#### ИСХОДНЫЙ МАТЕРИАЛ ####

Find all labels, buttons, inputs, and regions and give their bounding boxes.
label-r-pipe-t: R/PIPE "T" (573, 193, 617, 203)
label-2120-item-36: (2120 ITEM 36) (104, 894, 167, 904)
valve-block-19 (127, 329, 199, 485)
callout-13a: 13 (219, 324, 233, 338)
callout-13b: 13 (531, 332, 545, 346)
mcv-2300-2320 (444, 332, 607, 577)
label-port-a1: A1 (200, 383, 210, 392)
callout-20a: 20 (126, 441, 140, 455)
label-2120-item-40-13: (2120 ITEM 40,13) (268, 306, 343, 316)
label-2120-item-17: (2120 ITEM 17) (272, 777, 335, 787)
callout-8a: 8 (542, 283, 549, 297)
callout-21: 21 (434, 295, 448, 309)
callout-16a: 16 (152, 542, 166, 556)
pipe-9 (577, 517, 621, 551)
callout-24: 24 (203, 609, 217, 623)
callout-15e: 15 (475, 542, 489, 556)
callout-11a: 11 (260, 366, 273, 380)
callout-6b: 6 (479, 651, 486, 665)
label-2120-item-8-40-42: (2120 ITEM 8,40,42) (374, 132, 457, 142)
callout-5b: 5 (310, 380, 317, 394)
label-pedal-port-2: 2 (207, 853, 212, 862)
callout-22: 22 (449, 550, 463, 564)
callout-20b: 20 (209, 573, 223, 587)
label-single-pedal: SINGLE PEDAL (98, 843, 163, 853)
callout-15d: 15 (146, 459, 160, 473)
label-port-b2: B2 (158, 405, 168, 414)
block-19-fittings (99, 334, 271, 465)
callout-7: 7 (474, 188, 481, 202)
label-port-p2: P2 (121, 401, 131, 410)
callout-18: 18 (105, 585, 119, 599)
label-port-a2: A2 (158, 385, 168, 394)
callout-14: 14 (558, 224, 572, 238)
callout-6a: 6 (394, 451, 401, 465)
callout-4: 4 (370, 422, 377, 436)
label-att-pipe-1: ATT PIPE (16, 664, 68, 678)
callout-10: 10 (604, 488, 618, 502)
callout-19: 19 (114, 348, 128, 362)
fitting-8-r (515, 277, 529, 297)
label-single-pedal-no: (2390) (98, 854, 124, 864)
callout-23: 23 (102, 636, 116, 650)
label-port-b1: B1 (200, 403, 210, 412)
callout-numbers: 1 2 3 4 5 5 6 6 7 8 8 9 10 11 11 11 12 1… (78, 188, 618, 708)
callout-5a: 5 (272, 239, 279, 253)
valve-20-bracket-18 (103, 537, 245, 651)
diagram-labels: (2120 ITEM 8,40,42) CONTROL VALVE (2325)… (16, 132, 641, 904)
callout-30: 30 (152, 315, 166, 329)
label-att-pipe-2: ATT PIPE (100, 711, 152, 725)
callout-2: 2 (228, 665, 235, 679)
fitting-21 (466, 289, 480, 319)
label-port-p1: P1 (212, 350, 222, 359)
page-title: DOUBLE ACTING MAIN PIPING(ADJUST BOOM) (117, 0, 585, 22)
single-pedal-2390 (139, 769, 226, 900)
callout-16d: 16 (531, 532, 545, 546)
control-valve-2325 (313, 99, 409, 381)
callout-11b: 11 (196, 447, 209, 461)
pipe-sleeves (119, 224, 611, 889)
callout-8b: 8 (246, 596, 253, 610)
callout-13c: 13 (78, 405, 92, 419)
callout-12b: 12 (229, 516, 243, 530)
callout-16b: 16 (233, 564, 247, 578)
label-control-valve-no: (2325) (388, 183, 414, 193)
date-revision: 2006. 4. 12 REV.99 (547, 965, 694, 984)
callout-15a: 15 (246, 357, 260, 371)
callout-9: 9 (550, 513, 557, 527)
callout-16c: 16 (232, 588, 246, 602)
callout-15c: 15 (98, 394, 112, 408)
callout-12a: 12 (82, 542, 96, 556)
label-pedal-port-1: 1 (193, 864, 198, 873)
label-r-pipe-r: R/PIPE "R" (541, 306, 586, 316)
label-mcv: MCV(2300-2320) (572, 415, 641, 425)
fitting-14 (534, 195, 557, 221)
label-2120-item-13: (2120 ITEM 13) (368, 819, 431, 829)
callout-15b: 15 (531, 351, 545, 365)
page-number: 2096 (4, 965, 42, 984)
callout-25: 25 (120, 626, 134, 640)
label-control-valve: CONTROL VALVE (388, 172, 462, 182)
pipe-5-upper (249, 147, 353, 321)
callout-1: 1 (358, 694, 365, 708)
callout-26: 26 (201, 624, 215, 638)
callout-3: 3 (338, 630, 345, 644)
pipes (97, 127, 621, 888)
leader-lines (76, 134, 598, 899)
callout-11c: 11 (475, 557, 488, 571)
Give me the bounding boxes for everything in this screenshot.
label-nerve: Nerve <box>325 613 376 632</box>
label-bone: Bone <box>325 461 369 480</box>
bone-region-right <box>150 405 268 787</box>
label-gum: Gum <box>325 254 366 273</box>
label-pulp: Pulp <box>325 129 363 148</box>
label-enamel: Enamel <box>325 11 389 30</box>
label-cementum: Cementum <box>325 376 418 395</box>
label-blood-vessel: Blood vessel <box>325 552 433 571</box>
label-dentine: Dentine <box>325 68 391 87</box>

####

Приведите повторно все строки материала выше без каких-либо изменений.

Find all labels, buttons, inputs, and regions and give their bounding boxes.
label-r-pipe-t: R/PIPE "T" (573, 193, 617, 203)
label-2120-item-36: (2120 ITEM 36) (104, 894, 167, 904)
valve-block-19 (127, 329, 199, 485)
callout-13a: 13 (219, 324, 233, 338)
callout-13b: 13 (531, 332, 545, 346)
mcv-2300-2320 (444, 332, 607, 577)
label-port-a1: A1 (200, 383, 210, 392)
callout-20a: 20 (126, 441, 140, 455)
label-2120-item-40-13: (2120 ITEM 40,13) (268, 306, 343, 316)
label-2120-item-17: (2120 ITEM 17) (272, 777, 335, 787)
callout-8a: 8 (542, 283, 549, 297)
callout-21: 21 (434, 295, 448, 309)
callout-16a: 16 (152, 542, 166, 556)
pipe-9 (577, 517, 621, 551)
callout-24: 24 (203, 609, 217, 623)
callout-15e: 15 (475, 542, 489, 556)
callout-11a: 11 (260, 366, 273, 380)
callout-6b: 6 (479, 651, 486, 665)
label-2120-item-8-40-42: (2120 ITEM 8,40,42) (374, 132, 457, 142)
callout-5b: 5 (310, 380, 317, 394)
label-pedal-port-2: 2 (207, 853, 212, 862)
callout-22: 22 (449, 550, 463, 564)
callout-20b: 20 (209, 573, 223, 587)
label-single-pedal: SINGLE PEDAL (98, 843, 163, 853)
callout-15d: 15 (146, 459, 160, 473)
label-port-b2: B2 (158, 405, 168, 414)
block-19-fittings (99, 334, 271, 465)
callout-7: 7 (474, 188, 481, 202)
label-port-p2: P2 (121, 401, 131, 410)
callout-18: 18 (105, 585, 119, 599)
label-port-a2: A2 (158, 385, 168, 394)
callout-14: 14 (558, 224, 572, 238)
callout-6a: 6 (394, 451, 401, 465)
callout-4: 4 (370, 422, 377, 436)
label-att-pipe-1: ATT PIPE (16, 664, 68, 678)
callout-10: 10 (604, 488, 618, 502)
callout-19: 19 (114, 348, 128, 362)
fitting-8-r (515, 277, 529, 297)
label-single-pedal-no: (2390) (98, 854, 124, 864)
callout-23: 23 (102, 636, 116, 650)
label-port-b1: B1 (200, 403, 210, 412)
callout-numbers: 1 2 3 4 5 5 6 6 7 8 8 9 10 11 11 11 12 1… (78, 188, 618, 708)
callout-5a: 5 (272, 239, 279, 253)
valve-20-bracket-18 (103, 537, 245, 651)
diagram-labels: (2120 ITEM 8,40,42) CONTROL VALVE (2325)… (16, 132, 641, 904)
callout-30: 30 (152, 315, 166, 329)
label-att-pipe-2: ATT PIPE (100, 711, 152, 725)
callout-2: 2 (228, 665, 235, 679)
fitting-21 (466, 289, 480, 319)
label-port-p1: P1 (212, 350, 222, 359)
page-title: DOUBLE ACTING MAIN PIPING(ADJUST BOOM) (117, 0, 585, 22)
single-pedal-2390 (139, 769, 226, 900)
callout-16d: 16 (531, 532, 545, 546)
control-valve-2325 (313, 99, 409, 381)
callout-11b: 11 (196, 447, 209, 461)
pipe-sleeves (119, 224, 611, 889)
callout-8b: 8 (246, 596, 253, 610)
callout-13c: 13 (78, 405, 92, 419)
callout-12b: 12 (229, 516, 243, 530)
callout-16b: 16 (233, 564, 247, 578)
label-control-valve-no: (2325) (388, 183, 414, 193)
date-revision: 2006. 4. 12 REV.99 (547, 965, 694, 984)
callout-15a: 15 (246, 357, 260, 371)
callout-9: 9 (550, 513, 557, 527)
callout-16c: 16 (232, 588, 246, 602)
callout-15c: 15 (98, 394, 112, 408)
callout-12a: 12 (82, 542, 96, 556)
label-pedal-port-1: 1 (193, 864, 198, 873)
label-r-pipe-r: R/PIPE "R" (541, 306, 586, 316)
label-mcv: MCV(2300-2320) (572, 415, 641, 425)
fitting-14 (534, 195, 557, 221)
label-2120-item-13: (2120 ITEM 13) (368, 819, 431, 829)
callout-15b: 15 (531, 351, 545, 365)
page-number: 2096 (4, 965, 42, 984)
callout-25: 25 (120, 626, 134, 640)
label-control-valve: CONTROL VALVE (388, 172, 462, 182)
pipe-5-upper (249, 147, 353, 321)
callout-1: 1 (358, 694, 365, 708)
callout-26: 26 (201, 624, 215, 638)
callout-3: 3 (338, 630, 345, 644)
pipes (97, 127, 621, 888)
leader-lines (76, 134, 598, 899)
callout-11c: 11 (475, 557, 488, 571)
Give me the bounding boxes for everything in this screenshot.
label-nerve: Nerve <box>325 613 376 632</box>
label-bone: Bone <box>325 461 369 480</box>
bone-region-right <box>150 405 268 787</box>
label-gum: Gum <box>325 254 366 273</box>
label-pulp: Pulp <box>325 129 363 148</box>
label-enamel: Enamel <box>325 11 389 30</box>
label-cementum: Cementum <box>325 376 418 395</box>
label-blood-vessel: Blood vessel <box>325 552 433 571</box>
label-dentine: Dentine <box>325 68 391 87</box>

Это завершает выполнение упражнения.